### Given data

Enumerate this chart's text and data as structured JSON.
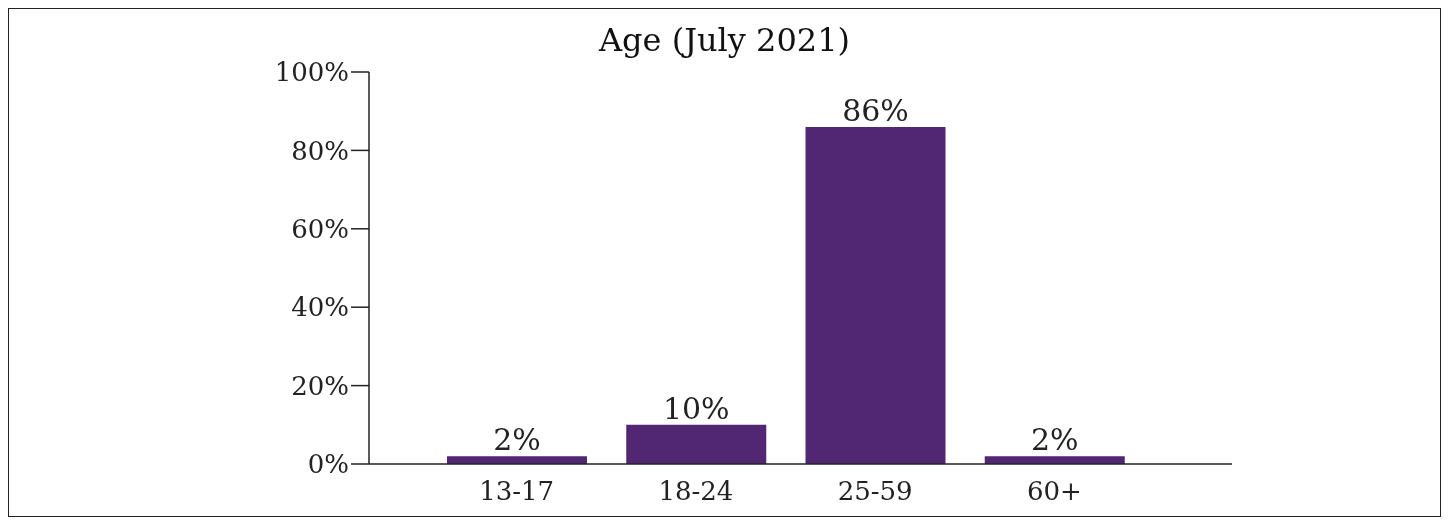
{
  "chart_data": {
    "type": "bar",
    "title": "Age (July 2021)",
    "categories": [
      "13-17",
      "18-24",
      "25-59",
      "60+"
    ],
    "values": [
      2,
      10,
      86,
      2
    ],
    "color": "#512673",
    "value_labels": [
      "2%",
      "10%",
      "86%",
      "2%"
    ],
    "ylim": [
      0,
      100
    ],
    "yticks": [
      {
        "value": 0,
        "label": "0%"
      },
      {
        "value": 20,
        "label": "20%"
      },
      {
        "value": 40,
        "label": "40%"
      },
      {
        "value": 60,
        "label": "60%"
      },
      {
        "value": 80,
        "label": "80%"
      },
      {
        "value": 100,
        "label": "100%"
      }
    ],
    "grid": false,
    "legend": false
  }
}
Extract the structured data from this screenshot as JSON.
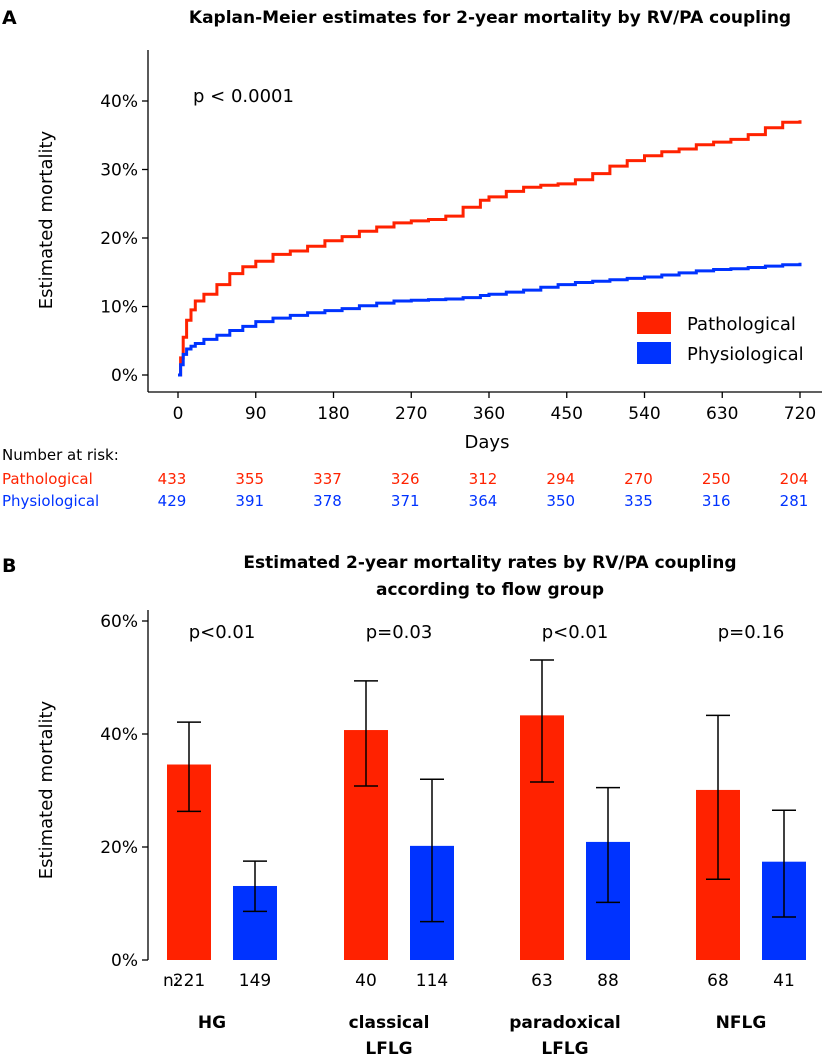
{
  "colors": {
    "pathological": "#ff2200",
    "physiological": "#0033ff"
  },
  "chart_data": [
    {
      "panel": "A",
      "type": "line",
      "title": "Kaplan-Meier estimates for 2-year mortality by RV/PA coupling",
      "xlabel": "Days",
      "ylabel": "Estimated mortality",
      "annotation": "p < 0.0001",
      "xlim": [
        0,
        720
      ],
      "ylim": [
        0,
        40
      ],
      "xticks": [
        0,
        90,
        180,
        270,
        360,
        450,
        540,
        630,
        720
      ],
      "yticks": [
        "0%",
        "10%",
        "20%",
        "30%",
        "40%"
      ],
      "legend": {
        "placement": "bottom-right",
        "entries": [
          "Pathological",
          "Physiological"
        ]
      },
      "series": [
        {
          "name": "Pathological",
          "x": [
            0,
            3,
            6,
            10,
            15,
            20,
            30,
            45,
            60,
            75,
            90,
            110,
            130,
            150,
            170,
            190,
            210,
            230,
            250,
            270,
            290,
            310,
            330,
            350,
            360,
            380,
            400,
            420,
            440,
            460,
            480,
            500,
            520,
            540,
            560,
            580,
            600,
            620,
            640,
            660,
            680,
            700,
            720
          ],
          "y": [
            0,
            2.5,
            5.5,
            8,
            9.5,
            10.8,
            11.8,
            13.2,
            14.8,
            15.8,
            16.6,
            17.6,
            18.1,
            18.8,
            19.6,
            20.2,
            21.0,
            21.6,
            22.2,
            22.5,
            22.7,
            23.2,
            24.5,
            25.5,
            26.0,
            26.8,
            27.4,
            27.7,
            27.9,
            28.5,
            29.4,
            30.5,
            31.3,
            32.0,
            32.6,
            33.0,
            33.6,
            34.0,
            34.4,
            35.1,
            36.1,
            36.9,
            37.2
          ]
        },
        {
          "name": "Physiological",
          "x": [
            0,
            3,
            6,
            10,
            15,
            20,
            30,
            45,
            60,
            75,
            90,
            110,
            130,
            150,
            170,
            190,
            210,
            230,
            250,
            270,
            290,
            310,
            330,
            350,
            360,
            380,
            400,
            420,
            440,
            460,
            480,
            500,
            520,
            540,
            560,
            580,
            600,
            620,
            640,
            660,
            680,
            700,
            720
          ],
          "y": [
            0,
            1.5,
            3.0,
            3.8,
            4.2,
            4.6,
            5.2,
            5.8,
            6.5,
            7.1,
            7.8,
            8.3,
            8.7,
            9.1,
            9.4,
            9.7,
            10.1,
            10.5,
            10.8,
            10.9,
            11.0,
            11.1,
            11.3,
            11.6,
            11.8,
            12.1,
            12.4,
            12.8,
            13.2,
            13.5,
            13.7,
            13.9,
            14.1,
            14.3,
            14.6,
            14.9,
            15.2,
            15.4,
            15.5,
            15.7,
            15.9,
            16.1,
            16.4
          ]
        }
      ],
      "risk_table": {
        "header": "Number at risk:",
        "rows": [
          {
            "label": "Pathological",
            "values": [
              "433",
              "355",
              "337",
              "326",
              "312",
              "294",
              "270",
              "250",
              "204"
            ]
          },
          {
            "label": "Physiological",
            "values": [
              "429",
              "391",
              "378",
              "371",
              "364",
              "350",
              "335",
              "316",
              "281"
            ]
          }
        ]
      }
    },
    {
      "panel": "B",
      "type": "bar",
      "title_lines": [
        "Estimated 2-year mortality rates by RV/PA coupling",
        "according to flow group"
      ],
      "ylabel": "Estimated mortality",
      "ylim": [
        0,
        60
      ],
      "yticks": [
        "0%",
        "20%",
        "40%",
        "60%"
      ],
      "n_label": "n:",
      "groups": [
        {
          "label_lines": [
            "HG"
          ],
          "p": "p<0.01",
          "bars": [
            {
              "series": "Pathological",
              "value": 34.6,
              "ci": [
                26.3,
                42.1
              ],
              "n": "221"
            },
            {
              "series": "Physiological",
              "value": 13.1,
              "ci": [
                8.6,
                17.5
              ],
              "n": "149"
            }
          ]
        },
        {
          "label_lines": [
            "classical",
            "LFLG"
          ],
          "p": "p=0.03",
          "bars": [
            {
              "series": "Pathological",
              "value": 40.7,
              "ci": [
                30.8,
                49.4
              ],
              "n": "40"
            },
            {
              "series": "Physiological",
              "value": 20.2,
              "ci": [
                6.8,
                32.0
              ],
              "n": "114"
            }
          ]
        },
        {
          "label_lines": [
            "paradoxical",
            "LFLG"
          ],
          "p": "p<0.01",
          "bars": [
            {
              "series": "Pathological",
              "value": 43.3,
              "ci": [
                31.5,
                53.1
              ],
              "n": "63"
            },
            {
              "series": "Physiological",
              "value": 20.9,
              "ci": [
                10.2,
                30.5
              ],
              "n": "88"
            }
          ]
        },
        {
          "label_lines": [
            "NFLG"
          ],
          "p": "p=0.16",
          "bars": [
            {
              "series": "Pathological",
              "value": 30.1,
              "ci": [
                14.3,
                43.3
              ],
              "n": "68"
            },
            {
              "series": "Physiological",
              "value": 17.4,
              "ci": [
                7.6,
                26.5
              ],
              "n": "41"
            }
          ]
        }
      ]
    }
  ]
}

######

■ **Aim**:
Go through the records and show every line with the string "year" in it.

■ **Finished exercise**:
      "title": "Kaplan-Meier estimates for 2-year mortality by RV/PA coupling",
        "Estimated 2-year mortality rates by RV/PA coupling",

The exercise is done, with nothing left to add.